Short problem: Return every record verbatim.

Excerpt from a dataset:

==========

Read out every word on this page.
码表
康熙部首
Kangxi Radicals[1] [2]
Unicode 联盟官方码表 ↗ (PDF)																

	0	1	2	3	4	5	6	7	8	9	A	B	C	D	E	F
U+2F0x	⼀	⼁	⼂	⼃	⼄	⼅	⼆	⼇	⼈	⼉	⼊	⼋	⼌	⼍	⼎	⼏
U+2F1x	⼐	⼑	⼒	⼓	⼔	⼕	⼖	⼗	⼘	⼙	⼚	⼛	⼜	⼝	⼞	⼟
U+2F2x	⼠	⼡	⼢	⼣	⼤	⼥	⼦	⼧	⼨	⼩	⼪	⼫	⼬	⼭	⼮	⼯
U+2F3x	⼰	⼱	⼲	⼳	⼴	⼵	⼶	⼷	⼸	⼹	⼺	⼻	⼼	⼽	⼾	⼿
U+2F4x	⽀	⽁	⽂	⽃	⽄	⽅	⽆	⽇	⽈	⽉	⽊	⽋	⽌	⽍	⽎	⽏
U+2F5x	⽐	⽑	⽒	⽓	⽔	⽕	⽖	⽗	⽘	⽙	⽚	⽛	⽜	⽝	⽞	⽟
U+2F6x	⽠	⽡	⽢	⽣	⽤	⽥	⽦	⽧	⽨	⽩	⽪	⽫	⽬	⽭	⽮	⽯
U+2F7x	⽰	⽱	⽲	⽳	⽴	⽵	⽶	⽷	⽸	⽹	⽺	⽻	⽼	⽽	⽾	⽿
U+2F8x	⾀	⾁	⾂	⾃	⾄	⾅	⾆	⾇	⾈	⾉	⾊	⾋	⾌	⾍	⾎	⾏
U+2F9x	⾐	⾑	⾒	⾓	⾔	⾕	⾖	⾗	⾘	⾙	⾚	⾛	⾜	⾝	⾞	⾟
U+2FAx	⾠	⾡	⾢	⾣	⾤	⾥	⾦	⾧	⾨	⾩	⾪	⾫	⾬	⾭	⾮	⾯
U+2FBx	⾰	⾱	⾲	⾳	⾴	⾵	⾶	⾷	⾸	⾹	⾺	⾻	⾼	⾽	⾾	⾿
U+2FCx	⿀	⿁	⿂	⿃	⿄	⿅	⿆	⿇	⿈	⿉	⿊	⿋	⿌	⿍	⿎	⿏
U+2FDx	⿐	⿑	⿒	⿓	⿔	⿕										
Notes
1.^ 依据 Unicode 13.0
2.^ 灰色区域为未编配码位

==========

Complete response:
Read out every word on this page.
码表
康熙部首
Kangxi Radicals[1] [2]
Unicode 联盟官方码表 ↗ (PDF)																

	0	1	2	3	4	5	6	7	8	9	A	B	C	D	E	F
U+2F0x	⼀	⼁	⼂	⼃	⼄	⼅	⼆	⼇	⼈	⼉	⼊	⼋	⼌	⼍	⼎	⼏
U+2F1x	⼐	⼑	⼒	⼓	⼔	⼕	⼖	⼗	⼘	⼙	⼚	⼛	⼜	⼝	⼞	⼟
U+2F2x	⼠	⼡	⼢	⼣	⼤	⼥	⼦	⼧	⼨	⼩	⼪	⼫	⼬	⼭	⼮	⼯
U+2F3x	⼰	⼱	⼲	⼳	⼴	⼵	⼶	⼷	⼸	⼹	⼺	⼻	⼼	⼽	⼾	⼿
U+2F4x	⽀	⽁	⽂	⽃	⽄	⽅	⽆	⽇	⽈	⽉	⽊	⽋	⽌	⽍	⽎	⽏
U+2F5x	⽐	⽑	⽒	⽓	⽔	⽕	⽖	⽗	⽘	⽙	⽚	⽛	⽜	⽝	⽞	⽟
U+2F6x	⽠	⽡	⽢	⽣	⽤	⽥	⽦	⽧	⽨	⽩	⽪	⽫	⽬	⽭	⽮	⽯
U+2F7x	⽰	⽱	⽲	⽳	⽴	⽵	⽶	⽷	⽸	⽹	⽺	⽻	⽼	⽽	⽾	⽿
U+2F8x	⾀	⾁	⾂	⾃	⾄	⾅	⾆	⾇	⾈	⾉	⾊	⾋	⾌	⾍	⾎	⾏
U+2F9x	⾐	⾑	⾒	⾓	⾔	⾕	⾖	⾗	⾘	⾙	⾚	⾛	⾜	⾝	⾞	⾟
U+2FAx	⾠	⾡	⾢	⾣	⾤	⾥	⾦	⾧	⾨	⾩	⾪	⾫	⾬	⾭	⾮	⾯
U+2FBx	⾰	⾱	⾲	⾳	⾴	⾵	⾶	⾷	⾸	⾹	⾺	⾻	⾼	⾽	⾾	⾿
U+2FCx	⿀	⿁	⿂	⿃	⿄	⿅	⿆	⿇	⿈	⿉	⿊	⿋	⿌	⿍	⿎	⿏
U+2FDx	⿐	⿑	⿒	⿓	⿔	⿕										
Notes
1.^ 依据 Unicode 13.0
2.^ 灰色区域为未编配码位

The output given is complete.